# DATA FOR THE TASK
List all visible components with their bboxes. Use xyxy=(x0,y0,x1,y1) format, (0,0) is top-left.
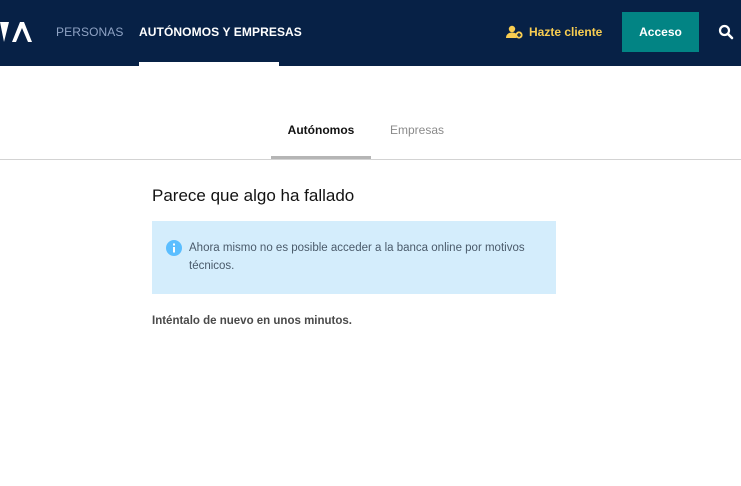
info-message: Ahora mismo no es posible acceder a la b… xyxy=(189,242,525,272)
bbva-logo-icon[interactable] xyxy=(0,20,34,44)
nav-active-indicator xyxy=(139,62,279,66)
user-add-icon xyxy=(506,25,523,39)
tab-empresas[interactable]: Empresas xyxy=(371,123,463,137)
info-icon xyxy=(166,240,182,256)
page-title: Parece que algo ha fallado xyxy=(152,186,355,205)
hazte-cliente-label: Hazte cliente xyxy=(529,25,603,39)
tabs-divider xyxy=(0,159,741,160)
nav-autonomos-empresas[interactable]: AUTÓNOMOS Y EMPRESAS xyxy=(139,25,302,39)
acceso-button[interactable]: Acceso xyxy=(622,12,699,52)
search-icon[interactable] xyxy=(718,24,734,40)
nav-personas[interactable]: PERSONAS xyxy=(56,25,124,39)
hazte-cliente-link[interactable]: Hazte cliente xyxy=(506,24,602,40)
retry-message: Inténtalo de nuevo en unos minutos. xyxy=(152,315,352,327)
top-navigation-bar: PERSONAS AUTÓNOMOS Y EMPRESAS Hazte clie… xyxy=(0,0,741,66)
info-alert: Ahora mismo no es posible acceder a la b… xyxy=(152,221,556,294)
tab-autonomos[interactable]: Autónomos xyxy=(271,123,371,137)
acceso-label: Acceso xyxy=(639,25,682,39)
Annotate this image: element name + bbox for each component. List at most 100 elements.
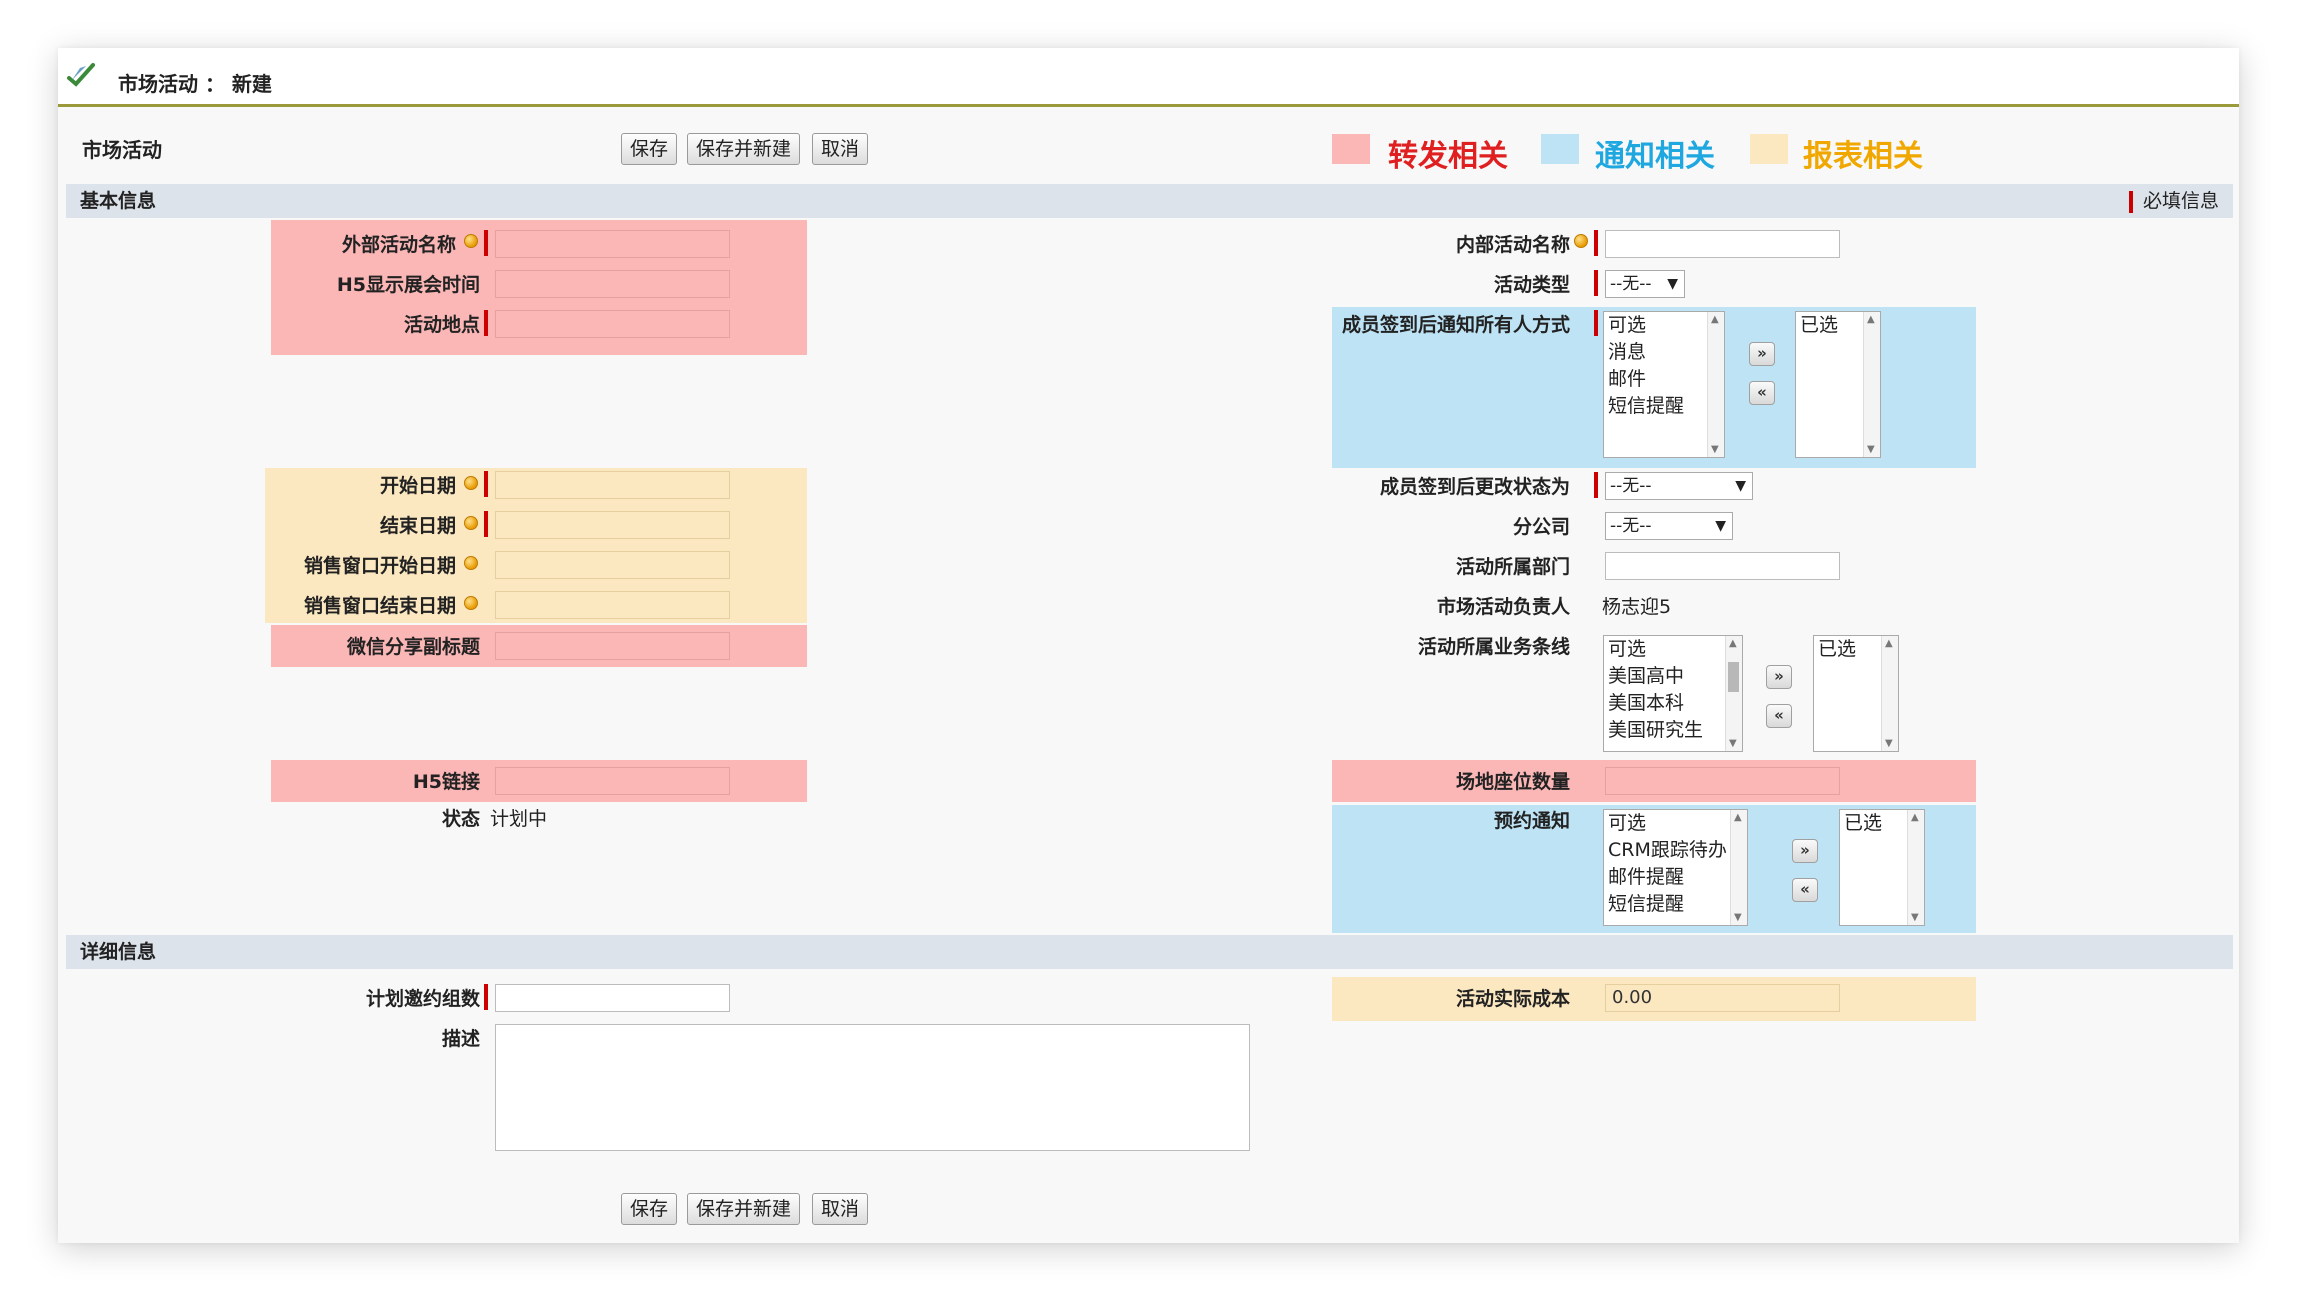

# WRITTEN EXERCISE
Convert all the entries above into a JSON list of strings, one string per line. Skip blank lines and leave out the pictures.

# RESULT OF THIS TASK
[
  "List all visible components with their bboxes. Use xyxy=(x0,y0,x1,y1) format, (0,0) is top-left.",
  "info-message: Ahora mismo no es posible acceder a la b… xyxy=(189,242,525,272)",
  "bbva-logo-icon[interactable] xyxy=(0,20,34,44)",
  "nav-active-indicator xyxy=(139,62,279,66)",
  "user-add-icon xyxy=(506,25,523,39)",
  "tab-empresas[interactable]: Empresas xyxy=(371,123,463,137)",
  "info-icon xyxy=(166,240,182,256)",
  "page-title: Parece que algo ha fallado xyxy=(152,186,355,205)",
  "hazte-cliente-label: Hazte cliente xyxy=(529,25,603,39)",
  "tabs-divider xyxy=(0,159,741,160)",
  "nav-autonomos-empresas[interactable]: AUTÓNOMOS Y EMPRESAS xyxy=(139,25,302,39)",
  "acceso-button[interactable]: Acceso xyxy=(622,12,699,52)",
  "search-icon[interactable] xyxy=(718,24,734,40)",
  "nav-personas[interactable]: PERSONAS xyxy=(56,25,124,39)",
  "hazte-cliente-link[interactable]: Hazte cliente xyxy=(506,24,602,40)",
  "retry-message: Inténtalo de nuevo en unos minutos. xyxy=(152,315,352,327)",
  "top-navigation-bar: PERSONAS AUTÓNOMOS Y EMPRESAS Hazte clie… xyxy=(0,0,741,66)",
  "info-alert: Ahora mismo no es posible acceder a la b… xyxy=(152,221,556,294)",
  "tab-autonomos[interactable]: Autónomos xyxy=(271,123,371,137)",
  "acceso-label: Acceso xyxy=(639,25,682,39)",
  "Annotate this image: element name + bbox for each component. List at most 100 elements."
]